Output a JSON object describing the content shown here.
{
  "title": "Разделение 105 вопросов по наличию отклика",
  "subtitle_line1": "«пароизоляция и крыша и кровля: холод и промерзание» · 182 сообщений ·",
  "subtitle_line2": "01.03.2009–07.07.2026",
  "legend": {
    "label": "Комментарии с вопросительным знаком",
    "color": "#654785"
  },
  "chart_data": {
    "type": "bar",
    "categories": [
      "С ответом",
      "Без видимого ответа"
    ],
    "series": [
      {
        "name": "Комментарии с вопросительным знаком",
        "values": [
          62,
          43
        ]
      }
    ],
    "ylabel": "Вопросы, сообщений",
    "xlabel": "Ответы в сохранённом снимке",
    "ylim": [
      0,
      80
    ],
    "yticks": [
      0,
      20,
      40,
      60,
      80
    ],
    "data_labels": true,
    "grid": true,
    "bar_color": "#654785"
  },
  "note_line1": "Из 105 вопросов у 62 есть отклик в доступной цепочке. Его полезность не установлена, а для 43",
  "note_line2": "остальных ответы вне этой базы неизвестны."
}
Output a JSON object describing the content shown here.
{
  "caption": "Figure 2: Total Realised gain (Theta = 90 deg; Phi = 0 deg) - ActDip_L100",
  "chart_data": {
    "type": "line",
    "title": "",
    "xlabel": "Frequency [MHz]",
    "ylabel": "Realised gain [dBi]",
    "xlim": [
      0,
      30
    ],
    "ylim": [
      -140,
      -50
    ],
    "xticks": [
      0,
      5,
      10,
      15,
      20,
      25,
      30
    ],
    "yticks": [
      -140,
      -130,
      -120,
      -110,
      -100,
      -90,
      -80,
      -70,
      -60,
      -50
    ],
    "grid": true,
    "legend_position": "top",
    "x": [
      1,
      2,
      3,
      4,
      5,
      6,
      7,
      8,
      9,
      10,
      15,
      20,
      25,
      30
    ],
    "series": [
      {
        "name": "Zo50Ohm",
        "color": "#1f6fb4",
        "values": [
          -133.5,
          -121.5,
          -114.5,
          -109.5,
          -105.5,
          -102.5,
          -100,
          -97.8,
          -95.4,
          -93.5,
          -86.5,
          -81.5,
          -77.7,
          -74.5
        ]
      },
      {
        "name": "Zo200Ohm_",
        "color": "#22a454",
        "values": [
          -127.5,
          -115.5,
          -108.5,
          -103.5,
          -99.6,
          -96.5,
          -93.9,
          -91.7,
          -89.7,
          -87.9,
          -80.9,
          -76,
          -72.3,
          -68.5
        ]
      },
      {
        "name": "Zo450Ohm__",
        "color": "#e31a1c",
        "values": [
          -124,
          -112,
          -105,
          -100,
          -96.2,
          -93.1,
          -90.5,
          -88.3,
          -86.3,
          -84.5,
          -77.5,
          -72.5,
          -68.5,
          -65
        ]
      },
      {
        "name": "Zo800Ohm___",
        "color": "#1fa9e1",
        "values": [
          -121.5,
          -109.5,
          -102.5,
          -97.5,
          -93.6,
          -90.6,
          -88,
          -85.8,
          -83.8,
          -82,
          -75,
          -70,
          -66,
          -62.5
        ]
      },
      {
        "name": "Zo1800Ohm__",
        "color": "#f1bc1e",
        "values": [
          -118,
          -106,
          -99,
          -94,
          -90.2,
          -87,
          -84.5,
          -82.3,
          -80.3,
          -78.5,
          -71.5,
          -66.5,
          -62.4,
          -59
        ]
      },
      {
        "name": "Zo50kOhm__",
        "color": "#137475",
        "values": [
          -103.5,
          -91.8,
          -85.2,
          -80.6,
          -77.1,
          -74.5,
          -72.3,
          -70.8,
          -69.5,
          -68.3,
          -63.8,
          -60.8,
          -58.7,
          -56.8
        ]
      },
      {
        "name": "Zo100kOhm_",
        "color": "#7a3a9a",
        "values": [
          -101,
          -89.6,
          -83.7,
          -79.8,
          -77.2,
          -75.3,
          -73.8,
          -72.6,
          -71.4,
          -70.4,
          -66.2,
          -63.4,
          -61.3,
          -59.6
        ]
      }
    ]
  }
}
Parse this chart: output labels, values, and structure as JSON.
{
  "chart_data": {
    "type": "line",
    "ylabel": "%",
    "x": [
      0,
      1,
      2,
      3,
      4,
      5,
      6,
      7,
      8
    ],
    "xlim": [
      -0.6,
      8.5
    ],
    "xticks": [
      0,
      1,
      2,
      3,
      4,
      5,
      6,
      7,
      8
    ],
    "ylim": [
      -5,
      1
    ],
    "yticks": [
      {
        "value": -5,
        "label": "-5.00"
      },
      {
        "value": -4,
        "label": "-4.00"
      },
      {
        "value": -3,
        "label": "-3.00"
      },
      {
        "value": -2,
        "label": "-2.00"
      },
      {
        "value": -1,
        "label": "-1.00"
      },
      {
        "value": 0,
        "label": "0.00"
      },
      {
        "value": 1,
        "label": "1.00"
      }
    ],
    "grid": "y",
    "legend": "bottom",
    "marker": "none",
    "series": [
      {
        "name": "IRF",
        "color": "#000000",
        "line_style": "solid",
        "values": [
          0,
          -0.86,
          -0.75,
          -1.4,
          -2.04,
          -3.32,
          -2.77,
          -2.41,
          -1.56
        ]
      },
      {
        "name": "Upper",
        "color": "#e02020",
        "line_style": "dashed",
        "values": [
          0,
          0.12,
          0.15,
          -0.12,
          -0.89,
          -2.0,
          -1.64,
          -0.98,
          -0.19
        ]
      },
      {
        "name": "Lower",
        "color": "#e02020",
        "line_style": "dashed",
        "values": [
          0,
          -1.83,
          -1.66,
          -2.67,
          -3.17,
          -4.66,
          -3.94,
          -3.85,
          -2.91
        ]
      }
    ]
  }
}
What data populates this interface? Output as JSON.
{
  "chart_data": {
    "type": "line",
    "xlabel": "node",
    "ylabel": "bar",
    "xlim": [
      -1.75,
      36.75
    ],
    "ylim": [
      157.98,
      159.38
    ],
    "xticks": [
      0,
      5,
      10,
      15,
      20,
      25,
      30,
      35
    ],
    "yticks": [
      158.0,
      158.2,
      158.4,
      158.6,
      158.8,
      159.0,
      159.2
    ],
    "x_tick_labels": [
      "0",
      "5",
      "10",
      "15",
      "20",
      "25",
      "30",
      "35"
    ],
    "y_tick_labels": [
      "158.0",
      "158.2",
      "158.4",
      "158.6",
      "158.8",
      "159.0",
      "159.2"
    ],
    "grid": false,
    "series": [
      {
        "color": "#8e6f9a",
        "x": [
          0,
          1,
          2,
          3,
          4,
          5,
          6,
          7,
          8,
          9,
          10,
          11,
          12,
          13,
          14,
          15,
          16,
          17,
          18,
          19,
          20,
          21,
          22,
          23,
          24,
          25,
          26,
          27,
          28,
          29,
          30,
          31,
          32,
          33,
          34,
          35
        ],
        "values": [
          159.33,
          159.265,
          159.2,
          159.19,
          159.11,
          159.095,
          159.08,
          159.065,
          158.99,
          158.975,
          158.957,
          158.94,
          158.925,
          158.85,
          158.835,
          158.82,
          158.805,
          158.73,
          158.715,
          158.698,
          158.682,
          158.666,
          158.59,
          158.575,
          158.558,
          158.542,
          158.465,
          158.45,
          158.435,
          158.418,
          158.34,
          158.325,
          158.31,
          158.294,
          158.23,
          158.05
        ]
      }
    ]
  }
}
******
Your goal >> Exactly as written, please output every entry.

Task answer >>
Output a JSON object describing the content shown here.
{
  "title": "Разделение 105 вопросов по наличию отклика",
  "subtitle_line1": "«пароизоляция и крыша и кровля: холод и промерзание» · 182 сообщений ·",
  "subtitle_line2": "01.03.2009–07.07.2026",
  "legend": {
    "label": "Комментарии с вопросительным знаком",
    "color": "#654785"
  },
  "chart_data": {
    "type": "bar",
    "categories": [
      "С ответом",
      "Без видимого ответа"
    ],
    "series": [
      {
        "name": "Комментарии с вопросительным знаком",
        "values": [
          62,
          43
        ]
      }
    ],
    "ylabel": "Вопросы, сообщений",
    "xlabel": "Ответы в сохранённом снимке",
    "ylim": [
      0,
      80
    ],
    "yticks": [
      0,
      20,
      40,
      60,
      80
    ],
    "data_labels": true,
    "grid": true,
    "bar_color": "#654785"
  },
  "note_line1": "Из 105 вопросов у 62 есть отклик в доступной цепочке. Его полезность не установлена, а для 43",
  "note_line2": "остальных ответы вне этой базы неизвестны."
}
Output a JSON object describing the content shown here.
{
  "caption": "Figure 2: Total Realised gain (Theta = 90 deg; Phi = 0 deg) - ActDip_L100",
  "chart_data": {
    "type": "line",
    "title": "",
    "xlabel": "Frequency [MHz]",
    "ylabel": "Realised gain [dBi]",
    "xlim": [
      0,
      30
    ],
    "ylim": [
      -140,
      -50
    ],
    "xticks": [
      0,
      5,
      10,
      15,
      20,
      25,
      30
    ],
    "yticks": [
      -140,
      -130,
      -120,
      -110,
      -100,
      -90,
      -80,
      -70,
      -60,
      -50
    ],
    "grid": true,
    "legend_position": "top",
    "x": [
      1,
      2,
      3,
      4,
      5,
      6,
      7,
      8,
      9,
      10,
      15,
      20,
      25,
      30
    ],
    "series": [
      {
        "name": "Zo50Ohm",
        "color": "#1f6fb4",
        "values": [
          -133.5,
          -121.5,
          -114.5,
          -109.5,
          -105.5,
          -102.5,
          -100,
          -97.8,
          -95.4,
          -93.5,
          -86.5,
          -81.5,
          -77.7,
          -74.5
        ]
      },
      {
        "name": "Zo200Ohm_",
        "color": "#22a454",
        "values": [
          -127.5,
          -115.5,
          -108.5,
          -103.5,
          -99.6,
          -96.5,
          -93.9,
          -91.7,
          -89.7,
          -87.9,
          -80.9,
          -76,
          -72.3,
          -68.5
        ]
      },
      {
        "name": "Zo450Ohm__",
        "color": "#e31a1c",
        "values": [
          -124,
          -112,
          -105,
          -100,
          -96.2,
          -93.1,
          -90.5,
          -88.3,
          -86.3,
          -84.5,
          -77.5,
          -72.5,
          -68.5,
          -65
        ]
      },
      {
        "name": "Zo800Ohm___",
        "color": "#1fa9e1",
        "values": [
          -121.5,
          -109.5,
          -102.5,
          -97.5,
          -93.6,
          -90.6,
          -88,
          -85.8,
          -83.8,
          -82,
          -75,
          -70,
          -66,
          -62.5
        ]
      },
      {
        "name": "Zo1800Ohm__",
        "color": "#f1bc1e",
        "values": [
          -118,
          -106,
          -99,
          -94,
          -90.2,
          -87,
          -84.5,
          -82.3,
          -80.3,
          -78.5,
          -71.5,
          -66.5,
          -62.4,
          -59
        ]
      },
      {
        "name": "Zo50kOhm__",
        "color": "#137475",
        "values": [
          -103.5,
          -91.8,
          -85.2,
          -80.6,
          -77.1,
          -74.5,
          -72.3,
          -70.8,
          -69.5,
          -68.3,
          -63.8,
          -60.8,
          -58.7,
          -56.8
        ]
      },
      {
        "name": "Zo100kOhm_",
        "color": "#7a3a9a",
        "values": [
          -101,
          -89.6,
          -83.7,
          -79.8,
          -77.2,
          -75.3,
          -73.8,
          -72.6,
          -71.4,
          -70.4,
          -66.2,
          -63.4,
          -61.3,
          -59.6
        ]
      }
    ]
  }
}
Parse this chart: output labels, values, and structure as JSON.
{
  "chart_data": {
    "type": "line",
    "ylabel": "%",
    "x": [
      0,
      1,
      2,
      3,
      4,
      5,
      6,
      7,
      8
    ],
    "xlim": [
      -0.6,
      8.5
    ],
    "xticks": [
      0,
      1,
      2,
      3,
      4,
      5,
      6,
      7,
      8
    ],
    "ylim": [
      -5,
      1
    ],
    "yticks": [
      {
        "value": -5,
        "label": "-5.00"
      },
      {
        "value": -4,
        "label": "-4.00"
      },
      {
        "value": -3,
        "label": "-3.00"
      },
      {
        "value": -2,
        "label": "-2.00"
      },
      {
        "value": -1,
        "label": "-1.00"
      },
      {
        "value": 0,
        "label": "0.00"
      },
      {
        "value": 1,
        "label": "1.00"
      }
    ],
    "grid": "y",
    "legend": "bottom",
    "marker": "none",
    "series": [
      {
        "name": "IRF",
        "color": "#000000",
        "line_style": "solid",
        "values": [
          0,
          -0.86,
          -0.75,
          -1.4,
          -2.04,
          -3.32,
          -2.77,
          -2.41,
          -1.56
        ]
      },
      {
        "name": "Upper",
        "color": "#e02020",
        "line_style": "dashed",
        "values": [
          0,
          0.12,
          0.15,
          -0.12,
          -0.89,
          -2.0,
          -1.64,
          -0.98,
          -0.19
        ]
      },
      {
        "name": "Lower",
        "color": "#e02020",
        "line_style": "dashed",
        "values": [
          0,
          -1.83,
          -1.66,
          -2.67,
          -3.17,
          -4.66,
          -3.94,
          -3.85,
          -2.91
        ]
      }
    ]
  }
}
What data populates this interface? Output as JSON.
{
  "chart_data": {
    "type": "line",
    "xlabel": "node",
    "ylabel": "bar",
    "xlim": [
      -1.75,
      36.75
    ],
    "ylim": [
      157.98,
      159.38
    ],
    "xticks": [
      0,
      5,
      10,
      15,
      20,
      25,
      30,
      35
    ],
    "yticks": [
      158.0,
      158.2,
      158.4,
      158.6,
      158.8,
      159.0,
      159.2
    ],
    "x_tick_labels": [
      "0",
      "5",
      "10",
      "15",
      "20",
      "25",
      "30",
      "35"
    ],
    "y_tick_labels": [
      "158.0",
      "158.2",
      "158.4",
      "158.6",
      "158.8",
      "159.0",
      "159.2"
    ],
    "grid": false,
    "series": [
      {
        "color": "#8e6f9a",
        "x": [
          0,
          1,
          2,
          3,
          4,
          5,
          6,
          7,
          8,
          9,
          10,
          11,
          12,
          13,
          14,
          15,
          16,
          17,
          18,
          19,
          20,
          21,
          22,
          23,
          24,
          25,
          26,
          27,
          28,
          29,
          30,
          31,
          32,
          33,
          34,
          35
        ],
        "values": [
          159.33,
          159.265,
          159.2,
          159.19,
          159.11,
          159.095,
          159.08,
          159.065,
          158.99,
          158.975,
          158.957,
          158.94,
          158.925,
          158.85,
          158.835,
          158.82,
          158.805,
          158.73,
          158.715,
          158.698,
          158.682,
          158.666,
          158.59,
          158.575,
          158.558,
          158.542,
          158.465,
          158.45,
          158.435,
          158.418,
          158.34,
          158.325,
          158.31,
          158.294,
          158.23,
          158.05
        ]
      }
    ]
  }
}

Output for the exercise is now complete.